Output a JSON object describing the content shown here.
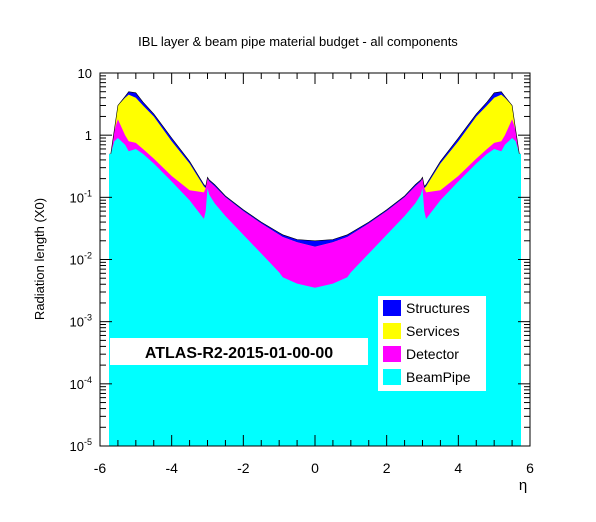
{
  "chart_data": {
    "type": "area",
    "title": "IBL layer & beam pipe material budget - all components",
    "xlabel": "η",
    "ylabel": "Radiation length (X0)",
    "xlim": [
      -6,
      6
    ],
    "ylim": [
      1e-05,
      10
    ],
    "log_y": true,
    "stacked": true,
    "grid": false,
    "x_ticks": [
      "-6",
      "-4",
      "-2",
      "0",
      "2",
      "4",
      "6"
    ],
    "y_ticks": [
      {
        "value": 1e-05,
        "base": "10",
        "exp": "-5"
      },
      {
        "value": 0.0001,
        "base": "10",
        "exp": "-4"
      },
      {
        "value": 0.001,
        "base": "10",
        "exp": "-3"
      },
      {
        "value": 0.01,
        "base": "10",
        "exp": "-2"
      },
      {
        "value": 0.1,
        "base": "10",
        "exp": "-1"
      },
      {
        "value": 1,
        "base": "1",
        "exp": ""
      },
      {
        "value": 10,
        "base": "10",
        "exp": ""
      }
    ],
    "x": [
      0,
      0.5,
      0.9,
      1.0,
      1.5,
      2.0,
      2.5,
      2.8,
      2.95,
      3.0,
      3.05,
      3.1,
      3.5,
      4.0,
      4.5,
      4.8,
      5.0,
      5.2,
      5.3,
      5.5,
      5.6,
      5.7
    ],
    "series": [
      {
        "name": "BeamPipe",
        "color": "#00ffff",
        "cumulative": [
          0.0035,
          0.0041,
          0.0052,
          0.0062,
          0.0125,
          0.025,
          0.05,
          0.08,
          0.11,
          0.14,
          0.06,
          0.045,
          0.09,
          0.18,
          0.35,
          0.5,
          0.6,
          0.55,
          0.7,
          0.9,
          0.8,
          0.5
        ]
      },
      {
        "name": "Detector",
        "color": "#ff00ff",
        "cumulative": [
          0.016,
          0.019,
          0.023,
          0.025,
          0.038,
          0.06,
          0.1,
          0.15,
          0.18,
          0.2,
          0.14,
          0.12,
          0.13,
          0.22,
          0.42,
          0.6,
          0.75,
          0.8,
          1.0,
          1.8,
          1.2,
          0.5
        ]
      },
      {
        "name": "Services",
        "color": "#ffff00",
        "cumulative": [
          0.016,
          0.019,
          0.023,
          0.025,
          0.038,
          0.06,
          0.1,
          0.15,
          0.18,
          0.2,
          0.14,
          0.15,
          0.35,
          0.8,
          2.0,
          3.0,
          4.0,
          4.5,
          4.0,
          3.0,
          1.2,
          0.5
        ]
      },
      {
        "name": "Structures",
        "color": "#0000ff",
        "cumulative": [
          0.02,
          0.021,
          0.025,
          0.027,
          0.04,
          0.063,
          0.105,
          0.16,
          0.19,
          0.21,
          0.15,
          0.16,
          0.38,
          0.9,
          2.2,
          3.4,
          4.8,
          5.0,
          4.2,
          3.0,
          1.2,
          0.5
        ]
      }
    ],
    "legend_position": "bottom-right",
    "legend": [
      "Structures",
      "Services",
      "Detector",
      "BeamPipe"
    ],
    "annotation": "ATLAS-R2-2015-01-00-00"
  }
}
——————————
Extract all lines that hold the word "color".

* _Answer in full_:
        "color": "#00ffff",
        "color": "#ff00ff",
        "color": "#ffff00",
        "color": "#0000ff",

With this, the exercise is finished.